> **REQUEST**
Your task is to output all the records below, word for word.

> **DATA**
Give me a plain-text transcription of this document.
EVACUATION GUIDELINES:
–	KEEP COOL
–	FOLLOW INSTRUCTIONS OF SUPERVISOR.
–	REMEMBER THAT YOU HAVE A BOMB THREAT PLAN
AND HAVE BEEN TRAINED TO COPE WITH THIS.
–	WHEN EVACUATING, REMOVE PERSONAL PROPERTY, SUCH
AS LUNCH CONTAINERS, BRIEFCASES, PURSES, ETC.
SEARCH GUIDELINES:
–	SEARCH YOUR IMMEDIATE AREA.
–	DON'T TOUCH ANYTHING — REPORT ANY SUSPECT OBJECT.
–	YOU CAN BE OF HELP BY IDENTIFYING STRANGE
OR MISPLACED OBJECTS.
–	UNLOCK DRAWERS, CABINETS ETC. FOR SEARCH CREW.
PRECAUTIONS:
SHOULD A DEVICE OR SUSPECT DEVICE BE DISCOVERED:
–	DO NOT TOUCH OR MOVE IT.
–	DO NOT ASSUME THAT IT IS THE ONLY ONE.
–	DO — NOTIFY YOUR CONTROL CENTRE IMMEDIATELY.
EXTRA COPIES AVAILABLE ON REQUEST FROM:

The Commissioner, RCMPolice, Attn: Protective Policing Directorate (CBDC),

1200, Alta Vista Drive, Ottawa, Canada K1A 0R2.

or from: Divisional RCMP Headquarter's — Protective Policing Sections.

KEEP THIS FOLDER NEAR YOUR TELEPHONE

> **RESULT OF THIS EXERCISE**
Give me a plain-text transcription of this document.
EVACUATION GUIDELINES:
–	KEEP COOL
–	FOLLOW INSTRUCTIONS OF SUPERVISOR.
–	REMEMBER THAT YOU HAVE A BOMB THREAT PLAN
AND HAVE BEEN TRAINED TO COPE WITH THIS.
–	WHEN EVACUATING, REMOVE PERSONAL PROPERTY, SUCH
AS LUNCH CONTAINERS, BRIEFCASES, PURSES, ETC.
SEARCH GUIDELINES:
–	SEARCH YOUR IMMEDIATE AREA.
–	DON'T TOUCH ANYTHING — REPORT ANY SUSPECT OBJECT.
–	YOU CAN BE OF HELP BY IDENTIFYING STRANGE
OR MISPLACED OBJECTS.
–	UNLOCK DRAWERS, CABINETS ETC. FOR SEARCH CREW.
PRECAUTIONS:
SHOULD A DEVICE OR SUSPECT DEVICE BE DISCOVERED:
–	DO NOT TOUCH OR MOVE IT.
–	DO NOT ASSUME THAT IT IS THE ONLY ONE.
–	DO — NOTIFY YOUR CONTROL CENTRE IMMEDIATELY.
EXTRA COPIES AVAILABLE ON REQUEST FROM:

The Commissioner, RCMPolice, Attn: Protective Policing Directorate (CBDC),

1200, Alta Vista Drive, Ottawa, Canada K1A 0R2.

or from: Divisional RCMP Headquarter's — Protective Policing Sections.

KEEP THIS FOLDER NEAR YOUR TELEPHONE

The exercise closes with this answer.